# [WHAT THE EXERCISE ASKS]
Reproduce every one of the lines below word for word, keeping their order.

########################################

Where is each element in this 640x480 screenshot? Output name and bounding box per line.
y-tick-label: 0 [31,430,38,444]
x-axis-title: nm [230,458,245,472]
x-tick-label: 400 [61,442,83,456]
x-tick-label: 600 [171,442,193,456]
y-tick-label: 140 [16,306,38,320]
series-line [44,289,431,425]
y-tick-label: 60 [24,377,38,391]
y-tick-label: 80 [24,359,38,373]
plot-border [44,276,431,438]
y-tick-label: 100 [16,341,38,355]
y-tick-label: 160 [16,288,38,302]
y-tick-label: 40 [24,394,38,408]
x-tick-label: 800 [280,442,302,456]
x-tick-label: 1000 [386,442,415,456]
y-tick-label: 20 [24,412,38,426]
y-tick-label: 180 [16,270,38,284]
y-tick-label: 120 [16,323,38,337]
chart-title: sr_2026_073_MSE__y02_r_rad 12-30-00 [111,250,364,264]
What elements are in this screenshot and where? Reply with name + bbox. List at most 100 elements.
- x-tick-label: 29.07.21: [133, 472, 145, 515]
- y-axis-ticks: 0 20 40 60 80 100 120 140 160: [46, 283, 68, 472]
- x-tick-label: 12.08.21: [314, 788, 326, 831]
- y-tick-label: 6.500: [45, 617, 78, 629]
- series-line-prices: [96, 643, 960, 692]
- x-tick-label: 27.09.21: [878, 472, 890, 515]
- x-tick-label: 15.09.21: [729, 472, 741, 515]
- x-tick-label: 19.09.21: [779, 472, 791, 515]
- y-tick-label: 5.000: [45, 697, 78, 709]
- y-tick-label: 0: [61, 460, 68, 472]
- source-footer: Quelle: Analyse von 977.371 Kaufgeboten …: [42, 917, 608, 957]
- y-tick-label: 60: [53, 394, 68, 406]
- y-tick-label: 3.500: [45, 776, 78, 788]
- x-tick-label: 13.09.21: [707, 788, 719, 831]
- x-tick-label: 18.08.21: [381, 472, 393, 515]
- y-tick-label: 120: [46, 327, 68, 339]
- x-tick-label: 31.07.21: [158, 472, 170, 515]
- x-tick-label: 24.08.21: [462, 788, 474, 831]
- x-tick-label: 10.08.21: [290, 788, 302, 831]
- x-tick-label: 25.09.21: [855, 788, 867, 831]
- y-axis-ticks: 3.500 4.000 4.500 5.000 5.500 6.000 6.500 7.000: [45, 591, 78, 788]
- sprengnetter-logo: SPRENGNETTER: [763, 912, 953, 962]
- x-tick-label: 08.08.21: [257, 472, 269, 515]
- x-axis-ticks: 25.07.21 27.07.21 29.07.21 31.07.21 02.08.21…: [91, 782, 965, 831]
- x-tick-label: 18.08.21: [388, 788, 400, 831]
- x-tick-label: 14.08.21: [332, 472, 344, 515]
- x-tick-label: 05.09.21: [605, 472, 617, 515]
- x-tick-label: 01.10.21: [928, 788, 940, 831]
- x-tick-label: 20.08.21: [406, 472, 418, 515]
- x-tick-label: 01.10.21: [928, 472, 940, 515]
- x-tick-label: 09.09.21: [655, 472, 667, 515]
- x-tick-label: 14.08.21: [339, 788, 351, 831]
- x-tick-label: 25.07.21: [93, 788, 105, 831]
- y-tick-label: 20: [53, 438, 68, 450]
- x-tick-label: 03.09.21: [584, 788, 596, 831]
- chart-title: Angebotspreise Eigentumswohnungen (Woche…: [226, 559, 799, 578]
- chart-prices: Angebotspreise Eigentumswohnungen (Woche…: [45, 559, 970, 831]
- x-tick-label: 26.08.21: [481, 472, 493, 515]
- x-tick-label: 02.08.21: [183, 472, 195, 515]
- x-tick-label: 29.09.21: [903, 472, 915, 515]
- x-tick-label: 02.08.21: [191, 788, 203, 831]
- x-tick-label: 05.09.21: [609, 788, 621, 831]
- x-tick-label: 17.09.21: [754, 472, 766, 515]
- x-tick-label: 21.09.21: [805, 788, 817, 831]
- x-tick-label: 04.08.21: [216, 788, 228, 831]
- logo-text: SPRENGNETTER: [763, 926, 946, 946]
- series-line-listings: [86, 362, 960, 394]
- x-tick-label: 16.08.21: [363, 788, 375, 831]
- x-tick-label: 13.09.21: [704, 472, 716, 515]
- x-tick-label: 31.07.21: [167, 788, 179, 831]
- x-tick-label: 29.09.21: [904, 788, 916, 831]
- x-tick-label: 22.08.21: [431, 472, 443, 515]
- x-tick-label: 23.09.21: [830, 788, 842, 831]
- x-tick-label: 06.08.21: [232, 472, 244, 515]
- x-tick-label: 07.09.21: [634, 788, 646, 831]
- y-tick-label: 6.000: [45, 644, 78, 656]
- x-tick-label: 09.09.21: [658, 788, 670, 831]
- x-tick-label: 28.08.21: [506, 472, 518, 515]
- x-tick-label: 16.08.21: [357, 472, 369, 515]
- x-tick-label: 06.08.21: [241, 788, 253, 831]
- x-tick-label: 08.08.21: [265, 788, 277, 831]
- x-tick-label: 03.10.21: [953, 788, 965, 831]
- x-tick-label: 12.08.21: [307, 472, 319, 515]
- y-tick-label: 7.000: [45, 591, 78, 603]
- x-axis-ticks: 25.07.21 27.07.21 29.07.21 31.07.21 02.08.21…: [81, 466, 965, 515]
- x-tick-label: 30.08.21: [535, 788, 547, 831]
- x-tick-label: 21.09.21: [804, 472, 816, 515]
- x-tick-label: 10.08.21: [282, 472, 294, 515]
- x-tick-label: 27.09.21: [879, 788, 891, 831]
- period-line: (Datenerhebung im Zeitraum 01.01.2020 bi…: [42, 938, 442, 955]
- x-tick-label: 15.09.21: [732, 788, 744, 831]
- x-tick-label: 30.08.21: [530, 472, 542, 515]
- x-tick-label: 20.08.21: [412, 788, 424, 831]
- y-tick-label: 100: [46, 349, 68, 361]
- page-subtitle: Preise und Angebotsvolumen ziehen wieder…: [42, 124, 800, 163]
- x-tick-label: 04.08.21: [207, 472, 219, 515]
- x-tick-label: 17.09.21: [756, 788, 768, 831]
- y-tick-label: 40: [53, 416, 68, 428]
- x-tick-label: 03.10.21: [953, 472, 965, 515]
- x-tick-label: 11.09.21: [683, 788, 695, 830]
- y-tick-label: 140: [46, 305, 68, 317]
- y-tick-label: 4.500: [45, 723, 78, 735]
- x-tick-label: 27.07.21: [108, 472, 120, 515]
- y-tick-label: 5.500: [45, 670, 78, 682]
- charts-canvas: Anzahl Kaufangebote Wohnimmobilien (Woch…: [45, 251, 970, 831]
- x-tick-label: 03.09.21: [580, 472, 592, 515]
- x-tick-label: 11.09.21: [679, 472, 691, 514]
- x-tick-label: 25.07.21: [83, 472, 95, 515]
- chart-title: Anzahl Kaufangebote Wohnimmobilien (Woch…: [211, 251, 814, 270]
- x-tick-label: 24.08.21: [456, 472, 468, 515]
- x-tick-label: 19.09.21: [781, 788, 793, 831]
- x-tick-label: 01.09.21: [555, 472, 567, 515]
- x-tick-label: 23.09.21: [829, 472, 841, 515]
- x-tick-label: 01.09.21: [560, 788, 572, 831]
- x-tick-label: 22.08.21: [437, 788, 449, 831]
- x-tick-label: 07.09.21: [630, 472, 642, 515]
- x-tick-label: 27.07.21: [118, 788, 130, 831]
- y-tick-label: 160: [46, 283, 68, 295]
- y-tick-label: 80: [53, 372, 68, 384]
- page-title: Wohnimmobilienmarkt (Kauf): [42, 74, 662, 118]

########################################

# [WRITTEN ANSWER]
Where is each element in this 640x480 screenshot? Output name and bounding box per line.
y-tick-label: 0 [31,430,38,444]
x-axis-title: nm [230,458,245,472]
x-tick-label: 400 [61,442,83,456]
x-tick-label: 600 [171,442,193,456]
y-tick-label: 140 [16,306,38,320]
series-line [44,289,431,425]
y-tick-label: 60 [24,377,38,391]
y-tick-label: 80 [24,359,38,373]
plot-border [44,276,431,438]
y-tick-label: 100 [16,341,38,355]
y-tick-label: 160 [16,288,38,302]
y-tick-label: 40 [24,394,38,408]
x-tick-label: 800 [280,442,302,456]
x-tick-label: 1000 [386,442,415,456]
y-tick-label: 20 [24,412,38,426]
y-tick-label: 180 [16,270,38,284]
y-tick-label: 120 [16,323,38,337]
chart-title: sr_2026_073_MSE__y02_r_rad 12-30-00 [111,250,364,264]
What elements are in this screenshot and where? Reply with name + bbox. List at most 100 elements.
- x-tick-label: 29.07.21: [133, 472, 145, 515]
- y-axis-ticks: 0 20 40 60 80 100 120 140 160: [46, 283, 68, 472]
- x-tick-label: 12.08.21: [314, 788, 326, 831]
- y-tick-label: 6.500: [45, 617, 78, 629]
- series-line-prices: [96, 643, 960, 692]
- x-tick-label: 27.09.21: [878, 472, 890, 515]
- x-tick-label: 15.09.21: [729, 472, 741, 515]
- x-tick-label: 19.09.21: [779, 472, 791, 515]
- y-tick-label: 5.000: [45, 697, 78, 709]
- y-tick-label: 0: [61, 460, 68, 472]
- source-footer: Quelle: Analyse von 977.371 Kaufgeboten …: [42, 917, 608, 957]
- y-tick-label: 60: [53, 394, 68, 406]
- y-tick-label: 3.500: [45, 776, 78, 788]
- x-tick-label: 13.09.21: [707, 788, 719, 831]
- x-tick-label: 18.08.21: [381, 472, 393, 515]
- y-tick-label: 120: [46, 327, 68, 339]
- x-tick-label: 31.07.21: [158, 472, 170, 515]
- x-tick-label: 24.08.21: [462, 788, 474, 831]
- x-tick-label: 10.08.21: [290, 788, 302, 831]
- x-tick-label: 25.09.21: [855, 788, 867, 831]
- y-axis-ticks: 3.500 4.000 4.500 5.000 5.500 6.000 6.500 7.000: [45, 591, 78, 788]
- sprengnetter-logo: SPRENGNETTER: [763, 912, 953, 962]
- x-tick-label: 08.08.21: [257, 472, 269, 515]
- x-axis-ticks: 25.07.21 27.07.21 29.07.21 31.07.21 02.08.21…: [91, 782, 965, 831]
- x-tick-label: 18.08.21: [388, 788, 400, 831]
- x-tick-label: 14.08.21: [332, 472, 344, 515]
- x-tick-label: 05.09.21: [605, 472, 617, 515]
- x-tick-label: 01.10.21: [928, 788, 940, 831]
- x-tick-label: 20.08.21: [406, 472, 418, 515]
- x-tick-label: 01.10.21: [928, 472, 940, 515]
- x-tick-label: 09.09.21: [655, 472, 667, 515]
- x-tick-label: 14.08.21: [339, 788, 351, 831]
- x-tick-label: 25.07.21: [93, 788, 105, 831]
- y-tick-label: 20: [53, 438, 68, 450]
- x-tick-label: 03.09.21: [584, 788, 596, 831]
- chart-title: Angebotspreise Eigentumswohnungen (Woche…: [226, 559, 799, 578]
- chart-prices: Angebotspreise Eigentumswohnungen (Woche…: [45, 559, 970, 831]
- x-tick-label: 26.08.21: [481, 472, 493, 515]
- x-tick-label: 02.08.21: [183, 472, 195, 515]
- x-tick-label: 29.09.21: [903, 472, 915, 515]
- x-tick-label: 02.08.21: [191, 788, 203, 831]
- x-tick-label: 05.09.21: [609, 788, 621, 831]
- x-tick-label: 17.09.21: [754, 472, 766, 515]
- x-tick-label: 21.09.21: [805, 788, 817, 831]
- x-tick-label: 04.08.21: [216, 788, 228, 831]
- logo-text: SPRENGNETTER: [763, 926, 946, 946]
- series-line-listings: [86, 362, 960, 394]
- x-tick-label: 16.08.21: [363, 788, 375, 831]
- x-tick-label: 13.09.21: [704, 472, 716, 515]
- x-tick-label: 31.07.21: [167, 788, 179, 831]
- x-tick-label: 29.09.21: [904, 788, 916, 831]
- x-tick-label: 22.08.21: [431, 472, 443, 515]
- x-tick-label: 23.09.21: [830, 788, 842, 831]
- x-tick-label: 06.08.21: [232, 472, 244, 515]
- x-tick-label: 07.09.21: [634, 788, 646, 831]
- y-tick-label: 6.000: [45, 644, 78, 656]
- x-tick-label: 09.09.21: [658, 788, 670, 831]
- x-tick-label: 28.08.21: [506, 472, 518, 515]
- x-tick-label: 16.08.21: [357, 472, 369, 515]
- x-tick-label: 06.08.21: [241, 788, 253, 831]
- x-tick-label: 08.08.21: [265, 788, 277, 831]
- x-tick-label: 03.10.21: [953, 788, 965, 831]
- x-tick-label: 12.08.21: [307, 472, 319, 515]
- y-tick-label: 7.000: [45, 591, 78, 603]
- x-axis-ticks: 25.07.21 27.07.21 29.07.21 31.07.21 02.08.21…: [81, 466, 965, 515]
- x-tick-label: 30.08.21: [535, 788, 547, 831]
- x-tick-label: 21.09.21: [804, 472, 816, 515]
- x-tick-label: 10.08.21: [282, 472, 294, 515]
- x-tick-label: 27.09.21: [879, 788, 891, 831]
- period-line: (Datenerhebung im Zeitraum 01.01.2020 bi…: [42, 938, 442, 955]
- x-tick-label: 15.09.21: [732, 788, 744, 831]
- x-tick-label: 30.08.21: [530, 472, 542, 515]
- x-tick-label: 20.08.21: [412, 788, 424, 831]
- y-tick-label: 100: [46, 349, 68, 361]
- page-subtitle: Preise und Angebotsvolumen ziehen wieder…: [42, 124, 800, 163]
- x-tick-label: 04.08.21: [207, 472, 219, 515]
- x-tick-label: 17.09.21: [756, 788, 768, 831]
- y-tick-label: 40: [53, 416, 68, 428]
- x-tick-label: 03.10.21: [953, 472, 965, 515]
- x-tick-label: 11.09.21: [683, 788, 695, 830]
- y-tick-label: 140: [46, 305, 68, 317]
- y-tick-label: 4.500: [45, 723, 78, 735]
- x-tick-label: 27.07.21: [108, 472, 120, 515]
- y-tick-label: 5.500: [45, 670, 78, 682]
- charts-canvas: Anzahl Kaufangebote Wohnimmobilien (Woch…: [45, 251, 970, 831]
- x-tick-label: 03.09.21: [580, 472, 592, 515]
- x-tick-label: 11.09.21: [679, 472, 691, 514]
- x-tick-label: 25.07.21: [83, 472, 95, 515]
- chart-title: Anzahl Kaufangebote Wohnimmobilien (Woch…: [211, 251, 814, 270]
- x-tick-label: 24.08.21: [456, 472, 468, 515]
- x-tick-label: 19.09.21: [781, 788, 793, 831]
- x-tick-label: 01.09.21: [555, 472, 567, 515]
- x-tick-label: 23.09.21: [829, 472, 841, 515]
- x-tick-label: 01.09.21: [560, 788, 572, 831]
- x-tick-label: 22.08.21: [437, 788, 449, 831]
- x-tick-label: 07.09.21: [630, 472, 642, 515]
- x-tick-label: 27.07.21: [118, 788, 130, 831]
- y-tick-label: 160: [46, 283, 68, 295]
- y-tick-label: 80: [53, 372, 68, 384]
- page-title: Wohnimmobilienmarkt (Kauf): [42, 74, 662, 118]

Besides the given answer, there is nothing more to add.